### EXERCISE DETAILS
All records below must be retyped exactly.

[Stored dataset items]
# # #
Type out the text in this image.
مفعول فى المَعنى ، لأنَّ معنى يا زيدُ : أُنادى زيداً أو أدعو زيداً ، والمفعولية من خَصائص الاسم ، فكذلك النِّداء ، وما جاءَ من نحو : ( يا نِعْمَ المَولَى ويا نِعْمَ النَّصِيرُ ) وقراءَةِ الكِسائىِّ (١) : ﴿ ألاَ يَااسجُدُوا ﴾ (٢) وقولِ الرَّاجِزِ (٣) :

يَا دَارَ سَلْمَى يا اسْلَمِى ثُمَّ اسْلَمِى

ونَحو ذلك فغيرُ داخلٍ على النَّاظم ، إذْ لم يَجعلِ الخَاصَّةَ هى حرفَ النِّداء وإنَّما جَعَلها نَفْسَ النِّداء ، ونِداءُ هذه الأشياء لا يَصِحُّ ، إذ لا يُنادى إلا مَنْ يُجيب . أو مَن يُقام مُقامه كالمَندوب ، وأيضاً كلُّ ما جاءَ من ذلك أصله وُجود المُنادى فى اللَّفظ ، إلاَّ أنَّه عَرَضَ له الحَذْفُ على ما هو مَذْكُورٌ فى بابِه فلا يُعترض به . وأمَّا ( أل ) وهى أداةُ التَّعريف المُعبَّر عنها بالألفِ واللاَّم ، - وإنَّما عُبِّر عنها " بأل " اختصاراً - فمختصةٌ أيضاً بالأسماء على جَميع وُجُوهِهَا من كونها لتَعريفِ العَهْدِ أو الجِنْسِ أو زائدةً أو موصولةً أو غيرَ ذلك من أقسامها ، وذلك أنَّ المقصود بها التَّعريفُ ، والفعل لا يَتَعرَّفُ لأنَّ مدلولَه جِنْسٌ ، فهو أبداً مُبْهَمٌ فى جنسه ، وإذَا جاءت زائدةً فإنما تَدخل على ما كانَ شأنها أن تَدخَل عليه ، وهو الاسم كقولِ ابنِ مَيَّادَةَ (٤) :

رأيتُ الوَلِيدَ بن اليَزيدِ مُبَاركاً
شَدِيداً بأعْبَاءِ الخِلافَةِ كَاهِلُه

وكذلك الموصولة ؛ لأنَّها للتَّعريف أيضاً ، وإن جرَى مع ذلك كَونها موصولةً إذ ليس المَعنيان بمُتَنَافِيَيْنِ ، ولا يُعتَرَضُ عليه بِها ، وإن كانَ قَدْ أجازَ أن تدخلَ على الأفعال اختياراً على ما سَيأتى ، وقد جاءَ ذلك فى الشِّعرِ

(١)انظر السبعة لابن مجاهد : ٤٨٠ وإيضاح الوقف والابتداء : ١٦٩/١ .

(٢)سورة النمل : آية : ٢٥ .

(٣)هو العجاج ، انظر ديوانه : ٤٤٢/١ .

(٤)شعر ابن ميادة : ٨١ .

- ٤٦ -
# # #
### SOLUTION TO THE EXERCISE
Type out the text in this image.
مفعول فى المَعنى ، لأنَّ معنى يا زيدُ : أُنادى زيداً أو أدعو زيداً ، والمفعولية من خَصائص الاسم ، فكذلك النِّداء ، وما جاءَ من نحو : ( يا نِعْمَ المَولَى ويا نِعْمَ النَّصِيرُ ) وقراءَةِ الكِسائىِّ (١) : ﴿ ألاَ يَااسجُدُوا ﴾ (٢) وقولِ الرَّاجِزِ (٣) :

يَا دَارَ سَلْمَى يا اسْلَمِى ثُمَّ اسْلَمِى

ونَحو ذلك فغيرُ داخلٍ على النَّاظم ، إذْ لم يَجعلِ الخَاصَّةَ هى حرفَ النِّداء وإنَّما جَعَلها نَفْسَ النِّداء ، ونِداءُ هذه الأشياء لا يَصِحُّ ، إذ لا يُنادى إلا مَنْ يُجيب . أو مَن يُقام مُقامه كالمَندوب ، وأيضاً كلُّ ما جاءَ من ذلك أصله وُجود المُنادى فى اللَّفظ ، إلاَّ أنَّه عَرَضَ له الحَذْفُ على ما هو مَذْكُورٌ فى بابِه فلا يُعترض به . وأمَّا ( أل ) وهى أداةُ التَّعريف المُعبَّر عنها بالألفِ واللاَّم ، - وإنَّما عُبِّر عنها " بأل " اختصاراً - فمختصةٌ أيضاً بالأسماء على جَميع وُجُوهِهَا من كونها لتَعريفِ العَهْدِ أو الجِنْسِ أو زائدةً أو موصولةً أو غيرَ ذلك من أقسامها ، وذلك أنَّ المقصود بها التَّعريفُ ، والفعل لا يَتَعرَّفُ لأنَّ مدلولَه جِنْسٌ ، فهو أبداً مُبْهَمٌ فى جنسه ، وإذَا جاءت زائدةً فإنما تَدخل على ما كانَ شأنها أن تَدخَل عليه ، وهو الاسم كقولِ ابنِ مَيَّادَةَ (٤) :

رأيتُ الوَلِيدَ بن اليَزيدِ مُبَاركاً
شَدِيداً بأعْبَاءِ الخِلافَةِ كَاهِلُه

وكذلك الموصولة ؛ لأنَّها للتَّعريف أيضاً ، وإن جرَى مع ذلك كَونها موصولةً إذ ليس المَعنيان بمُتَنَافِيَيْنِ ، ولا يُعتَرَضُ عليه بِها ، وإن كانَ قَدْ أجازَ أن تدخلَ على الأفعال اختياراً على ما سَيأتى ، وقد جاءَ ذلك فى الشِّعرِ

(١)انظر السبعة لابن مجاهد : ٤٨٠ وإيضاح الوقف والابتداء : ١٦٩/١ .

(٢)سورة النمل : آية : ٢٥ .

(٣)هو العجاج ، انظر ديوانه : ٤٤٢/١ .

(٤)شعر ابن ميادة : ٨١ .

- ٤٦ -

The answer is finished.